-- ITEMS --
* * * * * * * * *

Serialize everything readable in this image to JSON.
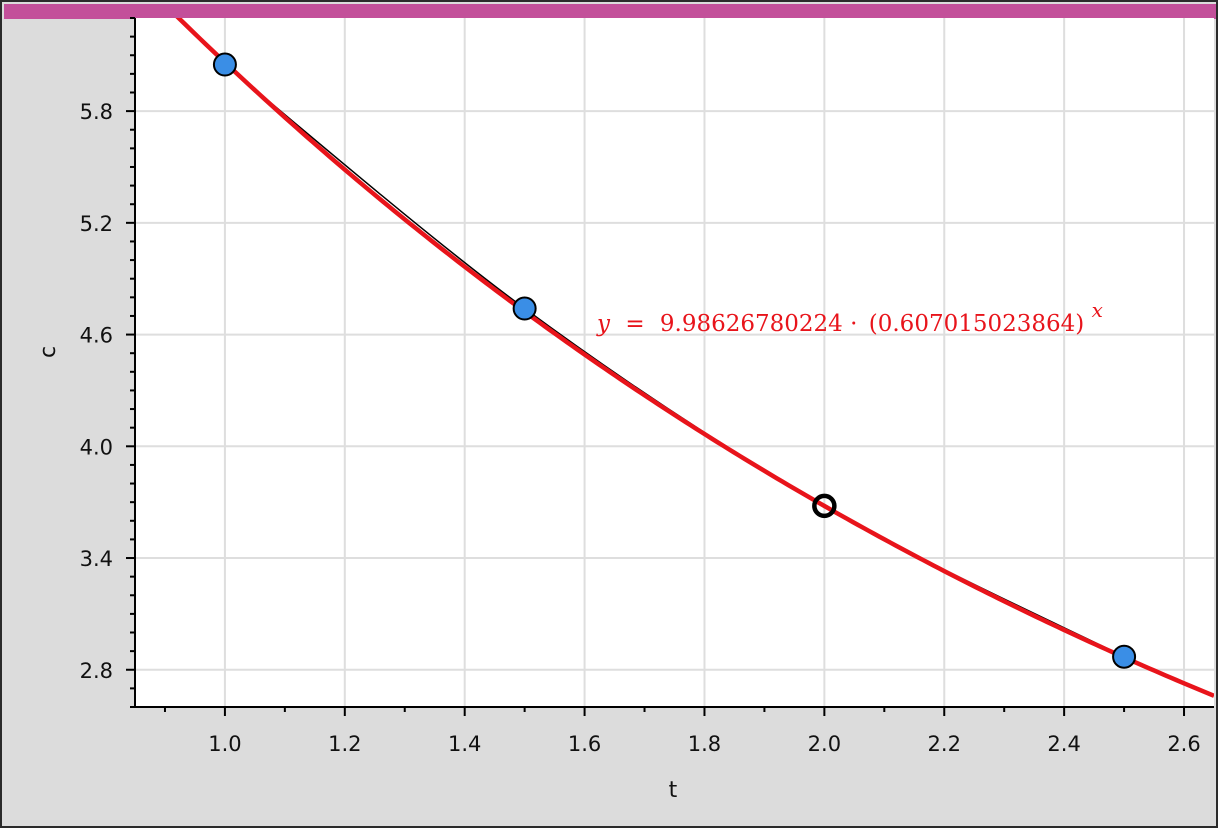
{
  "window": {
    "accent_bar_color": "#c3509a"
  },
  "chart_data": {
    "type": "scatter",
    "xlabel": "t",
    "ylabel": "c",
    "xlim": [
      0.85,
      2.65
    ],
    "ylim": [
      2.6,
      6.3
    ],
    "x_ticks": [
      1.0,
      1.2,
      1.4,
      1.6,
      1.8,
      2.0,
      2.2,
      2.4,
      2.6
    ],
    "x_tick_labels": [
      "1.0",
      "1.2",
      "1.4",
      "1.6",
      "1.8",
      "2.0",
      "2.2",
      "2.4",
      "2.6"
    ],
    "y_ticks": [
      2.8,
      3.4,
      4.0,
      4.6,
      5.2,
      5.8
    ],
    "y_tick_labels": [
      "2.8",
      "3.4",
      "4.0",
      "4.6",
      "5.2",
      "5.8"
    ],
    "x_minor_step": 0.2,
    "y_minor_step": 0.1,
    "grid": true,
    "points": [
      {
        "x": 1.0,
        "y": 6.05,
        "style": "filled"
      },
      {
        "x": 1.5,
        "y": 4.74,
        "style": "filled"
      },
      {
        "x": 2.0,
        "y": 3.68,
        "style": "open-selected"
      },
      {
        "x": 2.5,
        "y": 2.87,
        "style": "filled"
      }
    ],
    "point_color": "#3a8ee6",
    "regression": {
      "model": "exponential",
      "a": 9.98626780224,
      "b": 0.607015023864,
      "color": "#e8141b",
      "label_var": "y",
      "label_eq": "=",
      "label_coef": "9.98626780224",
      "label_dot": "·",
      "label_base": "(0.607015023864)",
      "label_exp": "x"
    },
    "connect_line_color": "#000000"
  }
}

* * * * * * * * *

-- INSTRUCTIONS FOR THE TASK --
Pictures in the records above should not be copied. Repeat everything else exactly.

-- SOLUTION TO THE PROBLEM --
Serialize everything readable in this image to JSON.
{
  "window": {
    "accent_bar_color": "#c3509a"
  },
  "chart_data": {
    "type": "scatter",
    "xlabel": "t",
    "ylabel": "c",
    "xlim": [
      0.85,
      2.65
    ],
    "ylim": [
      2.6,
      6.3
    ],
    "x_ticks": [
      1.0,
      1.2,
      1.4,
      1.6,
      1.8,
      2.0,
      2.2,
      2.4,
      2.6
    ],
    "x_tick_labels": [
      "1.0",
      "1.2",
      "1.4",
      "1.6",
      "1.8",
      "2.0",
      "2.2",
      "2.4",
      "2.6"
    ],
    "y_ticks": [
      2.8,
      3.4,
      4.0,
      4.6,
      5.2,
      5.8
    ],
    "y_tick_labels": [
      "2.8",
      "3.4",
      "4.0",
      "4.6",
      "5.2",
      "5.8"
    ],
    "x_minor_step": 0.2,
    "y_minor_step": 0.1,
    "grid": true,
    "points": [
      {
        "x": 1.0,
        "y": 6.05,
        "style": "filled"
      },
      {
        "x": 1.5,
        "y": 4.74,
        "style": "filled"
      },
      {
        "x": 2.0,
        "y": 3.68,
        "style": "open-selected"
      },
      {
        "x": 2.5,
        "y": 2.87,
        "style": "filled"
      }
    ],
    "point_color": "#3a8ee6",
    "regression": {
      "model": "exponential",
      "a": 9.98626780224,
      "b": 0.607015023864,
      "color": "#e8141b",
      "label_var": "y",
      "label_eq": "=",
      "label_coef": "9.98626780224",
      "label_dot": "·",
      "label_base": "(0.607015023864)",
      "label_exp": "x"
    },
    "connect_line_color": "#000000"
  }
}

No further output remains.